● **EXERCISE INSTRUCTIONS**
Identify all lines of the data containing the string "Stunde" and copy them.

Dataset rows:

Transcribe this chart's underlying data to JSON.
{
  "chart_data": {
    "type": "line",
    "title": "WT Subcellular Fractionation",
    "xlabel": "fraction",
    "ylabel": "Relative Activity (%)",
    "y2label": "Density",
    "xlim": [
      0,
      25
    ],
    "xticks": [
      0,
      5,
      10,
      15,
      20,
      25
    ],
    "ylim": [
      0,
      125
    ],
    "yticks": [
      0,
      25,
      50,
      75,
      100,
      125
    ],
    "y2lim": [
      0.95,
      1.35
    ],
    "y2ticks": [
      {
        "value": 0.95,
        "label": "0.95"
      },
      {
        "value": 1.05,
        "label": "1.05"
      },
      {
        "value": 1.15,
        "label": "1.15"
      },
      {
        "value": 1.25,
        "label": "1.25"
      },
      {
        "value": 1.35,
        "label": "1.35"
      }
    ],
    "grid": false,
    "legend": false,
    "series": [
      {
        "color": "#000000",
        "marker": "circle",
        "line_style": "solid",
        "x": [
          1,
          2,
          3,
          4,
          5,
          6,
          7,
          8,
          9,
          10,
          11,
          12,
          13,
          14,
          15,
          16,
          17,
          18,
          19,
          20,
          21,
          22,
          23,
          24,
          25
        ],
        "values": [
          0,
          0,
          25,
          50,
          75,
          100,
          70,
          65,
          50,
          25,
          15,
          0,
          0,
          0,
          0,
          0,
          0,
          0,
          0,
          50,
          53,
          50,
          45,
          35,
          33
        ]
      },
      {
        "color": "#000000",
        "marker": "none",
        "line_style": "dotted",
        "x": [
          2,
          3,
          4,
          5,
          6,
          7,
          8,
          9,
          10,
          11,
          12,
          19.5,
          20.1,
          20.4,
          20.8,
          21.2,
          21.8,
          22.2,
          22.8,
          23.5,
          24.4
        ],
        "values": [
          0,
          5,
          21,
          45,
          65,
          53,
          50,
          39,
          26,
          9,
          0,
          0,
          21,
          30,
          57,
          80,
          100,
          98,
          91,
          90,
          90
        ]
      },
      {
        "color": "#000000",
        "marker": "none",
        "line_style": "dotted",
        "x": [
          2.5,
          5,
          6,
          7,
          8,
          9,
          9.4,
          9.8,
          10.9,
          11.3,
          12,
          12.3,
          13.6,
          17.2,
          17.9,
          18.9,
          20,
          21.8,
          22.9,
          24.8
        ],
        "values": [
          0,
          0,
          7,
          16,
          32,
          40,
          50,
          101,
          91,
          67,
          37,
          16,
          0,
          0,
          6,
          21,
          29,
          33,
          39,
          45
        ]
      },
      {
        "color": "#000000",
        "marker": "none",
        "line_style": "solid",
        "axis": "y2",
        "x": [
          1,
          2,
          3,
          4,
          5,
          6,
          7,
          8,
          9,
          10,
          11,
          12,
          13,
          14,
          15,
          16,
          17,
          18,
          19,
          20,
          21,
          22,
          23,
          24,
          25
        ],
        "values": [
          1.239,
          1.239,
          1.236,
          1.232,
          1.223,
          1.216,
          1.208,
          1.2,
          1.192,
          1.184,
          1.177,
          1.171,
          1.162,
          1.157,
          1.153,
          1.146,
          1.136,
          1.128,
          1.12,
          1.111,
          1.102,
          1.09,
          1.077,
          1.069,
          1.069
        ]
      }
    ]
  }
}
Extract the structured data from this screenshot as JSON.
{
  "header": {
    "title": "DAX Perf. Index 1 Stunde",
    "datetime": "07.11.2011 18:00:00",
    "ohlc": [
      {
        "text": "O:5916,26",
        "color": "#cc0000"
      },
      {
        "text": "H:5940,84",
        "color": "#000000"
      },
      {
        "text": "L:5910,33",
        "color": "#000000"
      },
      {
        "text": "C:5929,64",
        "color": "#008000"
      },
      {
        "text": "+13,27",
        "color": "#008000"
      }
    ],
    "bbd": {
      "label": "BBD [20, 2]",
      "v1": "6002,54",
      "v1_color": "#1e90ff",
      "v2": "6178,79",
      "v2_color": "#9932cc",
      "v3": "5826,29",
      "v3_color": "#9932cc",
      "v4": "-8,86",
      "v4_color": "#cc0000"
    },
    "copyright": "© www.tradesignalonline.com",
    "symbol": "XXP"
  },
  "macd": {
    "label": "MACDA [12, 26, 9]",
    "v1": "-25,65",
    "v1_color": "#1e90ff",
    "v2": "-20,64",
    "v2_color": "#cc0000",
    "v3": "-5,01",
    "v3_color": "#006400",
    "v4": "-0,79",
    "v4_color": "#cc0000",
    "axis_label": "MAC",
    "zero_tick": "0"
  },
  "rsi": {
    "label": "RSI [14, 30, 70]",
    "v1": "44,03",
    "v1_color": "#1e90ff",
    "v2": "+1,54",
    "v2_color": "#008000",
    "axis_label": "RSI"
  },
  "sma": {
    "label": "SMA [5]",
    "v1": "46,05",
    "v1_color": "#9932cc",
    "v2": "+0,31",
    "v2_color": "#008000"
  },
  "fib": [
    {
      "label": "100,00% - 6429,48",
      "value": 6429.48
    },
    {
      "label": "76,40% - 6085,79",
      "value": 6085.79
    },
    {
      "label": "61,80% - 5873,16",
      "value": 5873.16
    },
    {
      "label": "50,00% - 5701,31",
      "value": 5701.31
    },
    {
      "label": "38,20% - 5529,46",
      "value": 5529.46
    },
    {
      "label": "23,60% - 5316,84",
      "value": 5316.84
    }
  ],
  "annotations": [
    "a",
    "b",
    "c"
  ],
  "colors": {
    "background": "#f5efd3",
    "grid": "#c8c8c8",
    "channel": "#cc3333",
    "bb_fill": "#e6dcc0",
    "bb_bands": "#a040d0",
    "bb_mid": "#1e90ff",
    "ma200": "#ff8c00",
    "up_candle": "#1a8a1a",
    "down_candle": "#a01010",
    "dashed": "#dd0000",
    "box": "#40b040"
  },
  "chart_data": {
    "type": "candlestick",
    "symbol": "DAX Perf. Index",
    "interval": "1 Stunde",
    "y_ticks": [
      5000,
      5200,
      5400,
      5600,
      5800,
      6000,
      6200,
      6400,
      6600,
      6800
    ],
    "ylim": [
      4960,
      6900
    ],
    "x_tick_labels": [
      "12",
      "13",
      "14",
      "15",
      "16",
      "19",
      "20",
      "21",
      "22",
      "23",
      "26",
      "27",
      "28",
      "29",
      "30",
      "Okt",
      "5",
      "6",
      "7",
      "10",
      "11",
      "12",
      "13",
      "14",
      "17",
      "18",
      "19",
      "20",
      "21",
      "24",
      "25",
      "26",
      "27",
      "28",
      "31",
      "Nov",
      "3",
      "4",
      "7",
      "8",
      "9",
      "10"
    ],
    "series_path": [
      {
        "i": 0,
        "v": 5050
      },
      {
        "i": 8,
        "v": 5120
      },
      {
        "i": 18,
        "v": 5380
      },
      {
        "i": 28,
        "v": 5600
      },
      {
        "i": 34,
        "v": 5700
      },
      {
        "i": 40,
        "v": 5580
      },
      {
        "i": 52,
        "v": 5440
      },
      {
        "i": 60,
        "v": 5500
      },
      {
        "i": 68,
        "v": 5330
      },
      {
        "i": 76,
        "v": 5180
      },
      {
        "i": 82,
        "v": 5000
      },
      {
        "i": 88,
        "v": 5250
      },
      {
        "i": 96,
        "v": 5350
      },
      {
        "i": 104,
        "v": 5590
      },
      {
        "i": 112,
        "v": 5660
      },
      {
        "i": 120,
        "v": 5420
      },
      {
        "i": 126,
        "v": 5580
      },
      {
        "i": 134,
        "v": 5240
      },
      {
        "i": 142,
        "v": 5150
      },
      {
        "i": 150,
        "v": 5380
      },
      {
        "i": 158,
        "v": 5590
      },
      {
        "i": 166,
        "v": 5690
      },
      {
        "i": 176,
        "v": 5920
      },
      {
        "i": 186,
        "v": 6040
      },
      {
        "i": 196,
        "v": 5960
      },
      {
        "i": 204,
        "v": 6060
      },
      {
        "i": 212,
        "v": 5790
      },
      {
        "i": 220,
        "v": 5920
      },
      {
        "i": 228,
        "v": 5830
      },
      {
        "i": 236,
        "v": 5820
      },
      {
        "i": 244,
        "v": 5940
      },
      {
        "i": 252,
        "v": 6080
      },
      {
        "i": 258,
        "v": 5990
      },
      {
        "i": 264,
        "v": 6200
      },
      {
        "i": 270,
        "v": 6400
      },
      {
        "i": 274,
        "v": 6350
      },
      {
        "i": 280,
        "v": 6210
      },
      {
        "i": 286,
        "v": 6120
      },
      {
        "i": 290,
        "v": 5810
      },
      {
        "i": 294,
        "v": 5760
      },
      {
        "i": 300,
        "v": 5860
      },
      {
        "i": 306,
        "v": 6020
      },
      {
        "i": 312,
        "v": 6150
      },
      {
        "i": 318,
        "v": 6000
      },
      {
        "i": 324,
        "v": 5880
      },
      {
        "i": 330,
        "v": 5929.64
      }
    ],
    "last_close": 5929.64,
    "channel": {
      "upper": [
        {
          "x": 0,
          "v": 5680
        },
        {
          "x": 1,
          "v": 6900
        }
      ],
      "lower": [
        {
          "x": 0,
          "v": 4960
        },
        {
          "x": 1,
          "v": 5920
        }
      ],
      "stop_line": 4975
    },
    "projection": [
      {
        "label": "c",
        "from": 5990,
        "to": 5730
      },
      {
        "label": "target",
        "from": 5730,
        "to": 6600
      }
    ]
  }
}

● **OUTPUT OF THE TASK**
    "title": "DAX Perf. Index 1 Stunde",
    "interval": "1 Stunde",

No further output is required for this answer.